### Work to do:
Report, word for word, every line of the material that contains "фонда".

### Dataset records:

====================

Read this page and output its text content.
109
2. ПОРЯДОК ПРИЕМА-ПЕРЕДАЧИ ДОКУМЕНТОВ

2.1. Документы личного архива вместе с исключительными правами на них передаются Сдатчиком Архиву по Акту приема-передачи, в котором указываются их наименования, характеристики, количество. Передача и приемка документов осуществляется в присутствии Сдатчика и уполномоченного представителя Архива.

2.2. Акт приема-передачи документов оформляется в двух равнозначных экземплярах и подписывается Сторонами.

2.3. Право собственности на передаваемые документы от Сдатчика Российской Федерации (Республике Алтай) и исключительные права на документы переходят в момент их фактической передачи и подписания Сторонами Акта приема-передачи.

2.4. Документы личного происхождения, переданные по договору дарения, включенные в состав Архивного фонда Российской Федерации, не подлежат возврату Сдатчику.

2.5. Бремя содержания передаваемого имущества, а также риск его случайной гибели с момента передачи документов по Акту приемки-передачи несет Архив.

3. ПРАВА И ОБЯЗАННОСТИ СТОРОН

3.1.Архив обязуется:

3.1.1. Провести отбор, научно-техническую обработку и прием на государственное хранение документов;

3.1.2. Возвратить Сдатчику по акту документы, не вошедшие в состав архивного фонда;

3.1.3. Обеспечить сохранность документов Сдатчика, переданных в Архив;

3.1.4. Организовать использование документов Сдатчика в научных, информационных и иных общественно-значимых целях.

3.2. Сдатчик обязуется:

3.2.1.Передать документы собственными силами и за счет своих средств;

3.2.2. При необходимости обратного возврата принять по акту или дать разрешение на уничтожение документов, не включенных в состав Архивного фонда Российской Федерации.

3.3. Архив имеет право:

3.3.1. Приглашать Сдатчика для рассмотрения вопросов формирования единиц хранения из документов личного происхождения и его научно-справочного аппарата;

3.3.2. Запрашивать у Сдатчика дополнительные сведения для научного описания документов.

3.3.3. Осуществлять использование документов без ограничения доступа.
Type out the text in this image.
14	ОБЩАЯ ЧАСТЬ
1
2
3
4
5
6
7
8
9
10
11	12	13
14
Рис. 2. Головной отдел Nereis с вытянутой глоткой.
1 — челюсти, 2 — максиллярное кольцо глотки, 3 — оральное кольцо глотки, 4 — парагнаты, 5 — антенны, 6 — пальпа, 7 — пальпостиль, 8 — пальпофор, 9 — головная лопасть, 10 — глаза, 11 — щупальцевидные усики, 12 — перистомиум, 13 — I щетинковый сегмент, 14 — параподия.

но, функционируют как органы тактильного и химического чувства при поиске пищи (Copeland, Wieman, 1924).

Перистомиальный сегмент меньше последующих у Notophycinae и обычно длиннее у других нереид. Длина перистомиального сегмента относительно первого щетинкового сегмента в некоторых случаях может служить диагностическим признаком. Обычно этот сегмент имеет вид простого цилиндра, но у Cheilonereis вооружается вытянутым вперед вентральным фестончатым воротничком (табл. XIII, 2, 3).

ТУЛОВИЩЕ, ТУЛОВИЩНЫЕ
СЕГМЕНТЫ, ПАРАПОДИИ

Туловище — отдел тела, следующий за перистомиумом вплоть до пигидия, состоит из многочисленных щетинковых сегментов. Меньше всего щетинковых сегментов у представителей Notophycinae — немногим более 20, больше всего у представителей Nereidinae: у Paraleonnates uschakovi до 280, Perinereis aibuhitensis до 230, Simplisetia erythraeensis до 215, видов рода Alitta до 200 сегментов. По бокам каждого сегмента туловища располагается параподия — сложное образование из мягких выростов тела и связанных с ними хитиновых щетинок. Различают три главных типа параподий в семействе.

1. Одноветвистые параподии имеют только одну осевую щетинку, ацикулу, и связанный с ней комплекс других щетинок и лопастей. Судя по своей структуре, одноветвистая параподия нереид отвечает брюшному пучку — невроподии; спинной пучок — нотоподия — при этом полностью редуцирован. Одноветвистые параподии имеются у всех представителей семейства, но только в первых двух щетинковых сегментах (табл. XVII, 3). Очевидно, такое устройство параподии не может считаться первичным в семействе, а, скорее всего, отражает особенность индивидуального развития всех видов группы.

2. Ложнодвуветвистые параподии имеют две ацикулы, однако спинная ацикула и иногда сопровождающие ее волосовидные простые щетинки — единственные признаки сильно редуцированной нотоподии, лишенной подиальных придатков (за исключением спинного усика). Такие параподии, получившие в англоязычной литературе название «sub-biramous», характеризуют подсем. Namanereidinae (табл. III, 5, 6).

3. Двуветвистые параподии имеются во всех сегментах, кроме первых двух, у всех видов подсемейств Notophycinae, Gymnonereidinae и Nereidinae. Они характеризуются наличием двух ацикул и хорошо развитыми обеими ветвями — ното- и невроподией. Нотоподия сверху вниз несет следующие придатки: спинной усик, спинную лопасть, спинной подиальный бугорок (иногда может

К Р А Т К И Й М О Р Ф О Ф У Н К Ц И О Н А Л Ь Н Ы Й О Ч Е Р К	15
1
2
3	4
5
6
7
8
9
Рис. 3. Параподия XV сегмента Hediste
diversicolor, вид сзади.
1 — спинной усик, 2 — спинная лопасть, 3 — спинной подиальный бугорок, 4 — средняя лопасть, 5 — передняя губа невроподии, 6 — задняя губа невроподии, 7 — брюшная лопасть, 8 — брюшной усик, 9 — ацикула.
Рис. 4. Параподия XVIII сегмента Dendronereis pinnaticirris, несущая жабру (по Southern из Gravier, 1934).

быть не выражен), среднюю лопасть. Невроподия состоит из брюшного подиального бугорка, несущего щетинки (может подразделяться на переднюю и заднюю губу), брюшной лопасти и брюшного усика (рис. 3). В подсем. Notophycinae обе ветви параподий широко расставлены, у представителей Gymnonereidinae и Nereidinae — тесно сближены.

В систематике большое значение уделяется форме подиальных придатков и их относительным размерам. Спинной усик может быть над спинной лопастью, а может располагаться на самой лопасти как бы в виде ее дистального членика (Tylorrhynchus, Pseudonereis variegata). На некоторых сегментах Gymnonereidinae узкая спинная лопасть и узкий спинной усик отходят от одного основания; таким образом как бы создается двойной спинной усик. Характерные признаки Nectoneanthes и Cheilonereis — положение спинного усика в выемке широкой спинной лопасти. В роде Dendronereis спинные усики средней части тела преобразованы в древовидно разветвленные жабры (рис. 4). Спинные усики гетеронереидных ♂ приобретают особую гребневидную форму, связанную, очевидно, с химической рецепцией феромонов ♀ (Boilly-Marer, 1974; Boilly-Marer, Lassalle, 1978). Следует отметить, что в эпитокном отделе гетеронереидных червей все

====================

### Written solution:
2.4. Документы личного происхождения, переданные по договору дарения, включенные в состав Архивного фонда Российской Федерации, не подлежат возврату Сдатчику.
3.1.2. Возвратить Сдатчику по акту документы, не вошедшие в состав архивного фонда;
3.2.2. При необходимости обратного возврата принять по акту или дать разрешение на уничтожение документов, не включенных в состав Архивного фонда Российской Федерации.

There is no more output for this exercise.